§ Problem requirements: Look for "with" in the listing below. Gather each line that contains it.

§ Stored records:
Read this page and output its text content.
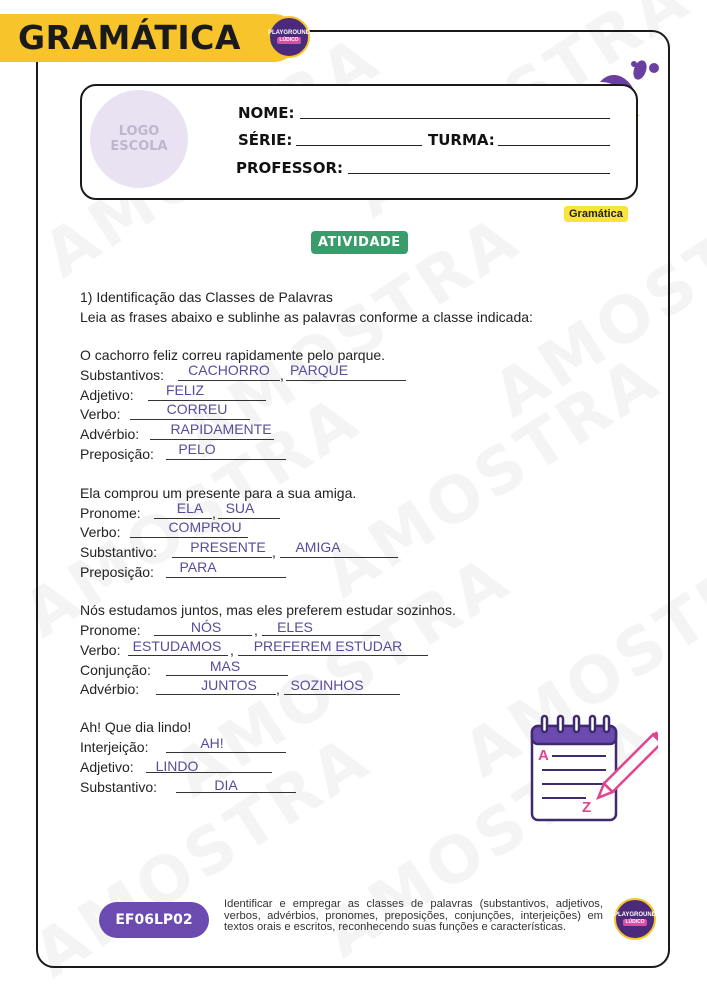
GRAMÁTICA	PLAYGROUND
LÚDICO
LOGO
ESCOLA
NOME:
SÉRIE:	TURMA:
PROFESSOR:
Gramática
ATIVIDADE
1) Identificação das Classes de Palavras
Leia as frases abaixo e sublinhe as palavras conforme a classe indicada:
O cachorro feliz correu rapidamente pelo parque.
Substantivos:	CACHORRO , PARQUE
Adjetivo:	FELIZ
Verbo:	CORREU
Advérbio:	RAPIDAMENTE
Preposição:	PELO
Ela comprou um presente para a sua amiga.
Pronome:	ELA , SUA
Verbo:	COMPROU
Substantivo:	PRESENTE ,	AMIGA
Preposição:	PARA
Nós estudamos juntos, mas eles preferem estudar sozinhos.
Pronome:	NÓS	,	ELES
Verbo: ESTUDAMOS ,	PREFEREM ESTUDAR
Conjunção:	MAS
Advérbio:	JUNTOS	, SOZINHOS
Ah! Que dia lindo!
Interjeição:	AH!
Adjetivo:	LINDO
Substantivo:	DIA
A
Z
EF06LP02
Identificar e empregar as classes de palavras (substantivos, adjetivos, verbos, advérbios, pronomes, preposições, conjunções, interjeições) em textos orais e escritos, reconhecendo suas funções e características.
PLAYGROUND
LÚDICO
---
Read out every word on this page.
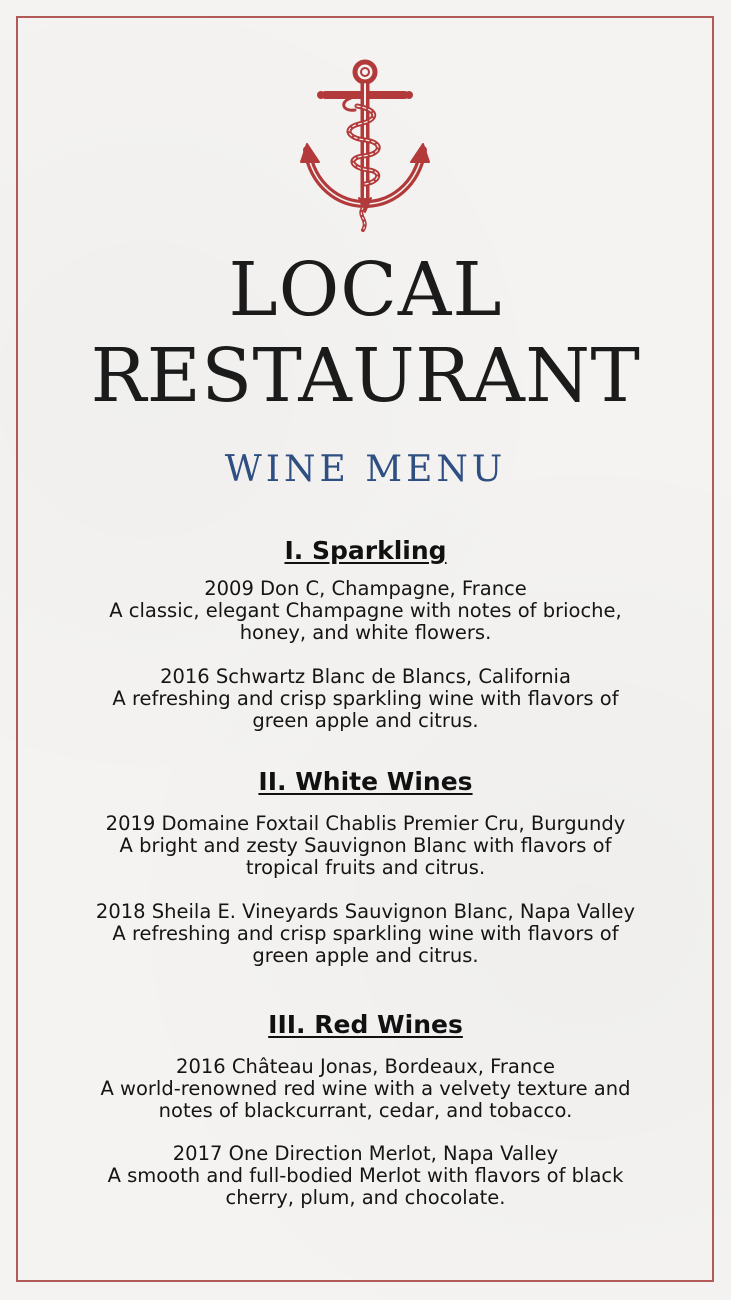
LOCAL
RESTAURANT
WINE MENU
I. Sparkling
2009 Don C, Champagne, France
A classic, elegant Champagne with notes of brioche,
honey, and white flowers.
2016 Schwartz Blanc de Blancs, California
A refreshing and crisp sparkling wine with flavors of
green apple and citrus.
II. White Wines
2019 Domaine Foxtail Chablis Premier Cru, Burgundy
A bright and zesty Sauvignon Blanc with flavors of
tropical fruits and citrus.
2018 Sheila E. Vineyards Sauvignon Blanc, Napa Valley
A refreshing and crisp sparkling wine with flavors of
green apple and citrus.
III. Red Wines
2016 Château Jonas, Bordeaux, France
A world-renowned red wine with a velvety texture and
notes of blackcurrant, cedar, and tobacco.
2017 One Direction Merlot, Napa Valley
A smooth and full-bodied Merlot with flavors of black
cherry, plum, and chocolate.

§ Written answer:
A classic, elegant Champagne with notes of brioche,
A refreshing and crisp sparkling wine with flavors of
A bright and zesty Sauvignon Blanc with flavors of
A refreshing and crisp sparkling wine with flavors of
A world-renowned red wine with a velvety texture and
A smooth and full-bodied Merlot with flavors of black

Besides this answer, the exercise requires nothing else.